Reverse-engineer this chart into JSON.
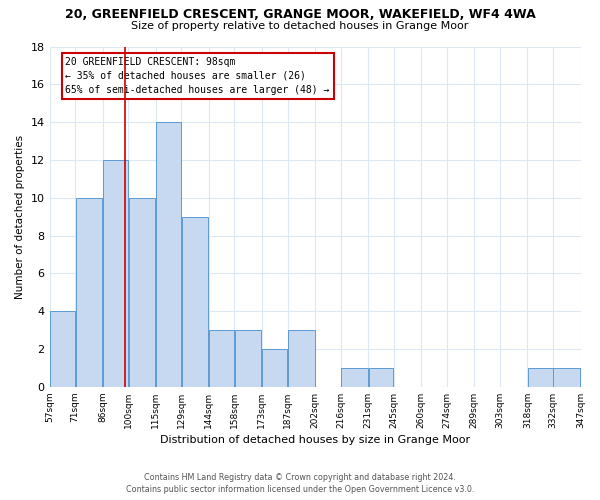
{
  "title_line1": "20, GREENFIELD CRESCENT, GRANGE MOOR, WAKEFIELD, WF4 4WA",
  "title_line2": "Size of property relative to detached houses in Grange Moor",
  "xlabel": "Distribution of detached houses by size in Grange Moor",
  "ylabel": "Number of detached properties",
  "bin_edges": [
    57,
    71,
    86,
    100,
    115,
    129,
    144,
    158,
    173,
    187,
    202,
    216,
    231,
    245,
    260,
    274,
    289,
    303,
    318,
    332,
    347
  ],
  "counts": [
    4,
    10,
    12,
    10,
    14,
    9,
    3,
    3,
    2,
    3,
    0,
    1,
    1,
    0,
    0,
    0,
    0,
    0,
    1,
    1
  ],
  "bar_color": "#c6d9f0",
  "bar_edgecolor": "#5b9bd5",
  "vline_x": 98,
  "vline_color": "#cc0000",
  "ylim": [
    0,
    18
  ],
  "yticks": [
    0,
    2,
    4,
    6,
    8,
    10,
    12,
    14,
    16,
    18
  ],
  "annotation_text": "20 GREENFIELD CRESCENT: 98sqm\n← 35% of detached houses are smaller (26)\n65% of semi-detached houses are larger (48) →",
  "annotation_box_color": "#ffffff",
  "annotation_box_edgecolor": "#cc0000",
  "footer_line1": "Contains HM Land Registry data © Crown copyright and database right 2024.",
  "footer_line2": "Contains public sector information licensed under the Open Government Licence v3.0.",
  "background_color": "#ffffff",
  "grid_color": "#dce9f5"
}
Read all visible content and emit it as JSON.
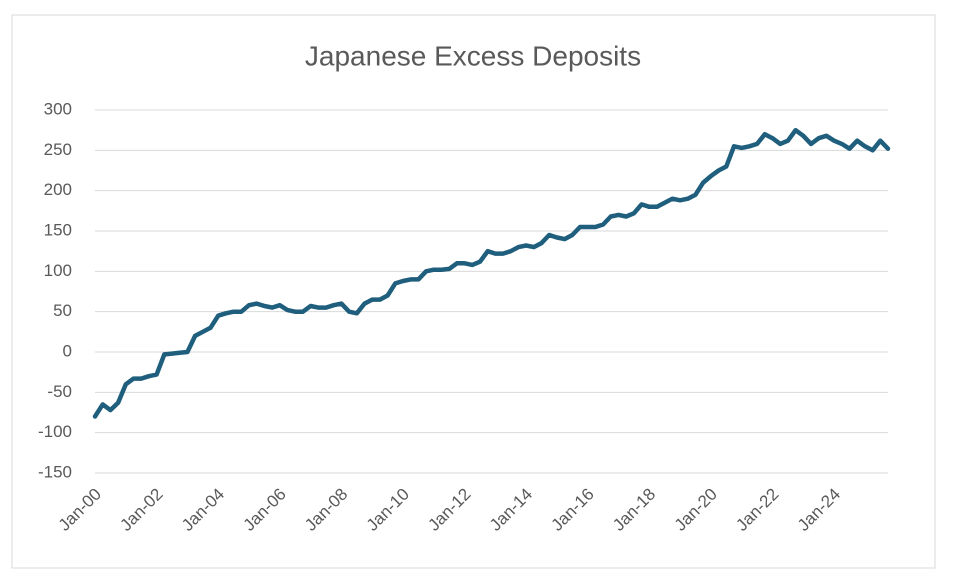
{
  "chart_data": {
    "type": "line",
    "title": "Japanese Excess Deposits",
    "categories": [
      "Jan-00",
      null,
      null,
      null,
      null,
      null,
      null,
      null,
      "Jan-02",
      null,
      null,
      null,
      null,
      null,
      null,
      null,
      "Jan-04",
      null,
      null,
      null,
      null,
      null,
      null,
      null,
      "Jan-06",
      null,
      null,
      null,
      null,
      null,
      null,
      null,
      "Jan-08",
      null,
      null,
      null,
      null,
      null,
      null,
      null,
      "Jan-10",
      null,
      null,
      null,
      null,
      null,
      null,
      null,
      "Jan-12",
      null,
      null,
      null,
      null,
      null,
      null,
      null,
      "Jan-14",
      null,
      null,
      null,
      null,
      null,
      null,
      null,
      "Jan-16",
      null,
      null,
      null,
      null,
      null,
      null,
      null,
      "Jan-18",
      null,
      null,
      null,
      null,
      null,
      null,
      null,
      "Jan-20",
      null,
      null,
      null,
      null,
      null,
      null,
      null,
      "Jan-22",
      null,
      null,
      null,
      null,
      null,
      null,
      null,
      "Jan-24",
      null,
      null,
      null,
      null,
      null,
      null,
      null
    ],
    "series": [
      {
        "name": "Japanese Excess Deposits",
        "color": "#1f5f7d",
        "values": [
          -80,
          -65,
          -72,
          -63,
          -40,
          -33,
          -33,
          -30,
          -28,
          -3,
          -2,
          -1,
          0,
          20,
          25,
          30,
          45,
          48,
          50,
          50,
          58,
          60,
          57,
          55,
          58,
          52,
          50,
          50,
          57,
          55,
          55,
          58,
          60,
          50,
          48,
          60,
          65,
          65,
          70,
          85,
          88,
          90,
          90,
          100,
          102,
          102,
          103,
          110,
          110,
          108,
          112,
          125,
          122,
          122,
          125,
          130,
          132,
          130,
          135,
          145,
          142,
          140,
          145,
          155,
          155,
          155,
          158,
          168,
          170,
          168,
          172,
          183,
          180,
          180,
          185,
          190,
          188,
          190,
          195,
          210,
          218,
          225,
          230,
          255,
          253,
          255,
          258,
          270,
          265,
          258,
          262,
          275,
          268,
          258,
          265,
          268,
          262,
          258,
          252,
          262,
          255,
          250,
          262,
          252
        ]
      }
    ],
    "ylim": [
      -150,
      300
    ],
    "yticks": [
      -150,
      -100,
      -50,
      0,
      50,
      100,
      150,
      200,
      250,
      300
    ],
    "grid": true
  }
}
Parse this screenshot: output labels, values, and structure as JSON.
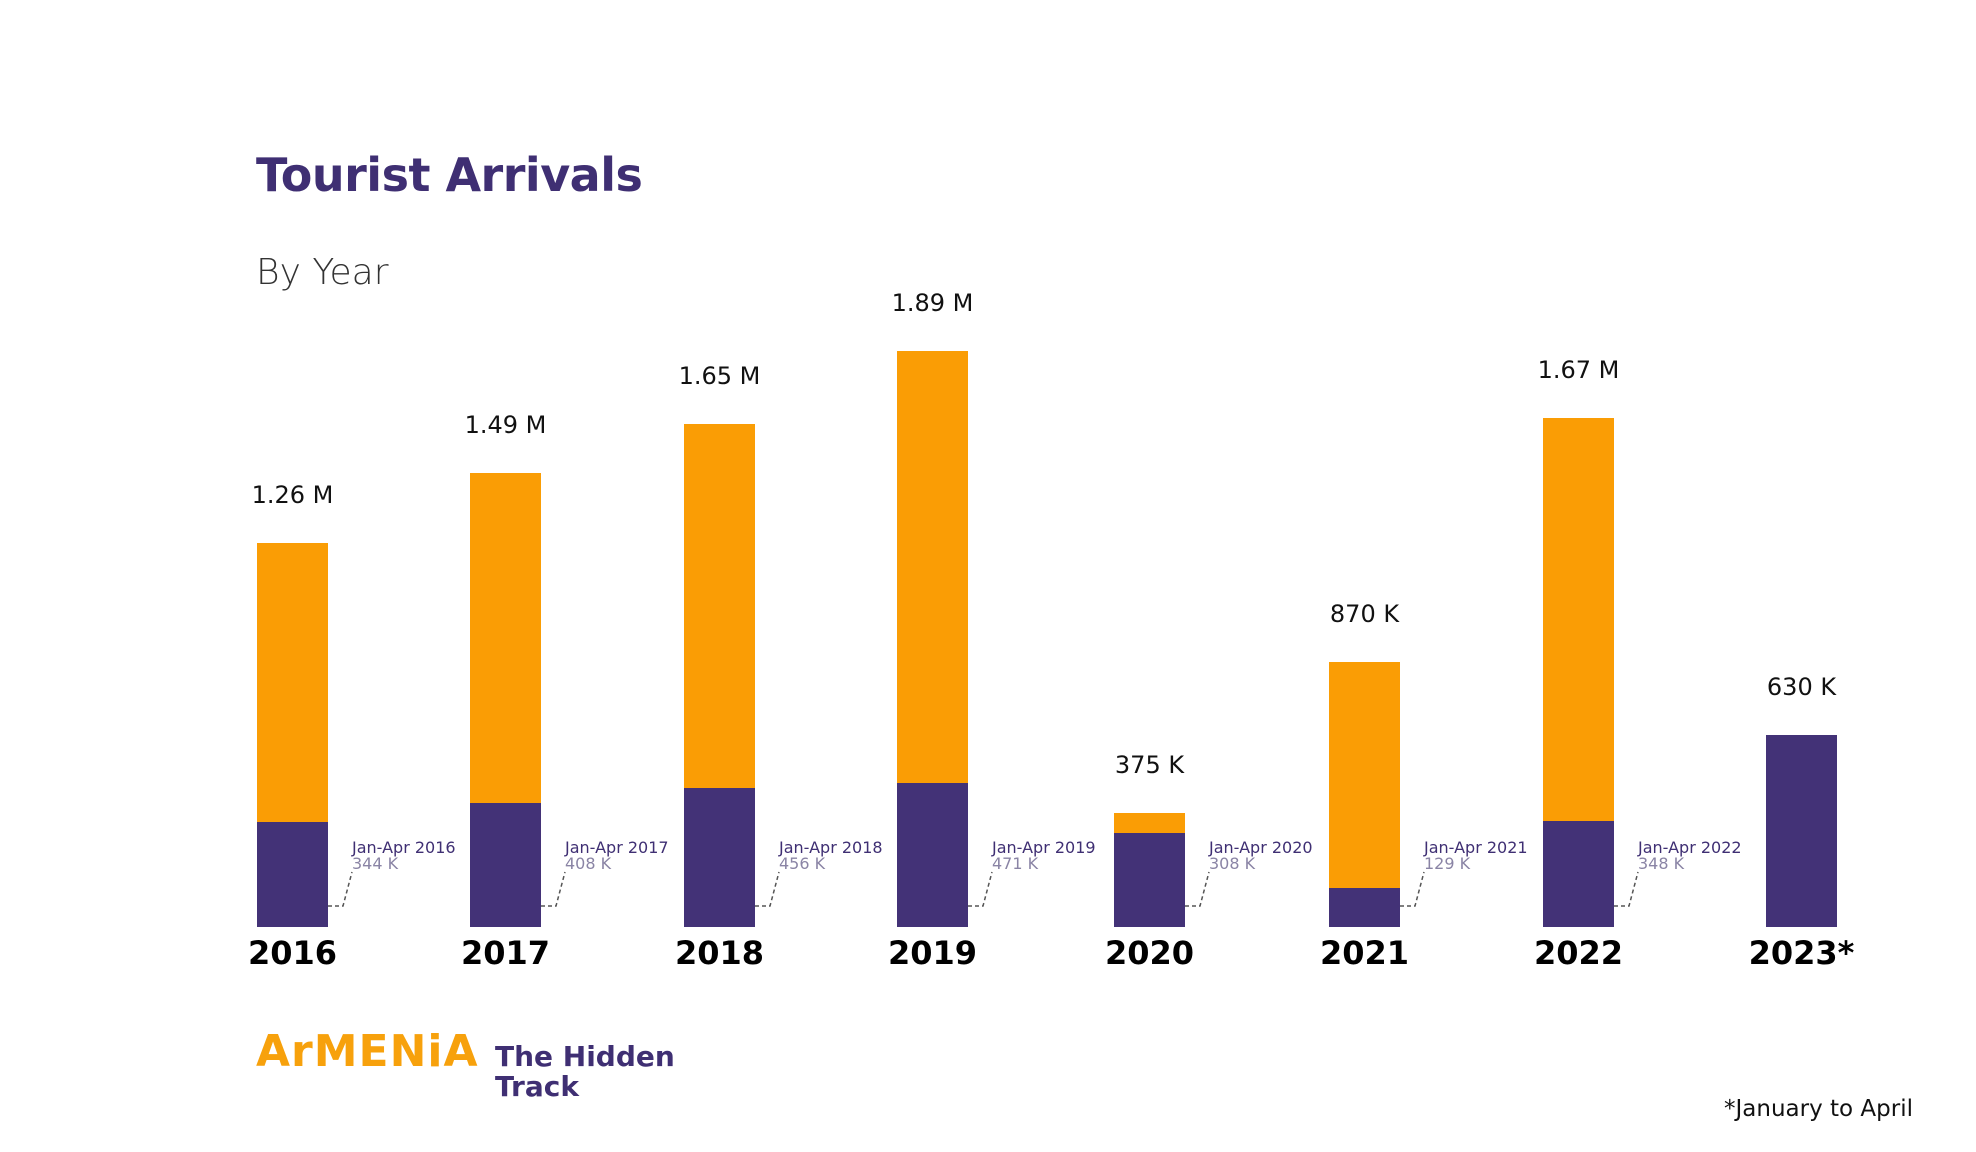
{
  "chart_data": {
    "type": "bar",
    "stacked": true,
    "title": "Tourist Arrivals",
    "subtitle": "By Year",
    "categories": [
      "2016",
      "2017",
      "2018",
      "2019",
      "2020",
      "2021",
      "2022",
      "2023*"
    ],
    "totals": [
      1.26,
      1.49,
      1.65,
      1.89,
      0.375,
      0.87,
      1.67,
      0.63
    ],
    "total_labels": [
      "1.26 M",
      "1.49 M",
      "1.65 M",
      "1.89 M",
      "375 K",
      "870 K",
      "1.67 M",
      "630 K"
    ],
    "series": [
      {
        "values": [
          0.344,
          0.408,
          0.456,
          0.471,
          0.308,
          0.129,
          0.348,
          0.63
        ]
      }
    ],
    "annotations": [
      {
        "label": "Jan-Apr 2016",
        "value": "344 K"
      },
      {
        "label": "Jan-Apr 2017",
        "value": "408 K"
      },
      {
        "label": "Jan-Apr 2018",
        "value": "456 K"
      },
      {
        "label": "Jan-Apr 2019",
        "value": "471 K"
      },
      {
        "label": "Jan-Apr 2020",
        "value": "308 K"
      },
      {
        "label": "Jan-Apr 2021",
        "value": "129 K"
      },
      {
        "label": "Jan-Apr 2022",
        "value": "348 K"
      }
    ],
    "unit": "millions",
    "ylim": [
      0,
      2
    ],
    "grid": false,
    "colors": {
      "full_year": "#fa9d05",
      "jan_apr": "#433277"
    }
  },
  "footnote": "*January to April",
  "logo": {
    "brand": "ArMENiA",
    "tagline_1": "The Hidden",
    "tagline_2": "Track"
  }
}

§ §

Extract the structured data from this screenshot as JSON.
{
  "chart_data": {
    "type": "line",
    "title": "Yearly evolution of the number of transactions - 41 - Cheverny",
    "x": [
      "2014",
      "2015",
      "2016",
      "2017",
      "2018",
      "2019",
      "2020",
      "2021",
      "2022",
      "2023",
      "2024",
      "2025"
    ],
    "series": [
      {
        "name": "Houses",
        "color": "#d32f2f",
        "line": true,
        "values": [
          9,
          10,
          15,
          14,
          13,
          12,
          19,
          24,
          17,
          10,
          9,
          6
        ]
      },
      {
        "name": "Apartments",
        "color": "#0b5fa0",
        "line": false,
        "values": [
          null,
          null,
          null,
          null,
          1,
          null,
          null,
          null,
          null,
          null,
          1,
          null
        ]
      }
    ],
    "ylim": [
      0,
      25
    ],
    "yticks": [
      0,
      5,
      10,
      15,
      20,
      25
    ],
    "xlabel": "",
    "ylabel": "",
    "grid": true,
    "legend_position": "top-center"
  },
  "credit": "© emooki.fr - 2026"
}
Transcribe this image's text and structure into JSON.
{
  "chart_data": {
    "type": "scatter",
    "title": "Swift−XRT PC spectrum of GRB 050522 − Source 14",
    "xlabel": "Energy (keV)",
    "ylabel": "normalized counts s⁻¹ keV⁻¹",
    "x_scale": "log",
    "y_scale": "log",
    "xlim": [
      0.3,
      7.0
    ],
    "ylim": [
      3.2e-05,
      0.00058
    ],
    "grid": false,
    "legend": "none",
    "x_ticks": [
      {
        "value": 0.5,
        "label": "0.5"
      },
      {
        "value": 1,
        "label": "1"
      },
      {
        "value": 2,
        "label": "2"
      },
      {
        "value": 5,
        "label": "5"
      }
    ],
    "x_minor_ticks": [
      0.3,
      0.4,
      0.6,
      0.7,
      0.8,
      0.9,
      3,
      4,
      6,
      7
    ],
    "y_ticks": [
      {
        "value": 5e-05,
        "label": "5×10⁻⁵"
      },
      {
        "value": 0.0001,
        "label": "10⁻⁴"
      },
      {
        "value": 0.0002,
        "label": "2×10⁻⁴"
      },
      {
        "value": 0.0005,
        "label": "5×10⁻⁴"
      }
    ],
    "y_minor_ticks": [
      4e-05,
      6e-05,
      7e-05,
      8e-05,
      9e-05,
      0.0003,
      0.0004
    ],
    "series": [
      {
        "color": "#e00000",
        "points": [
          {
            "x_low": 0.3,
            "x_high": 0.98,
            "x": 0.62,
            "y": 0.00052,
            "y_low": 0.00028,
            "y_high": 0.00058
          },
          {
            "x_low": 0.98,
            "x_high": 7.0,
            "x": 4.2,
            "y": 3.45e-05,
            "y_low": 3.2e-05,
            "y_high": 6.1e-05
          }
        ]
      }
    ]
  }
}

§ §

Directions for this task — Report every line containing the word "GREENFIELD" from the listing above.

Solution to this exercise —
  "title_line1": "20, GREENFIELD CRESCENT, GRANGE MOOR, WAKEFIELD, WF4 4WA",
  "annotation_text": "20 GREENFIELD CRESCENT: 98sqm\n← 35% of detached houses are smaller (26)\n65% of semi-detached houses are larger (48) →",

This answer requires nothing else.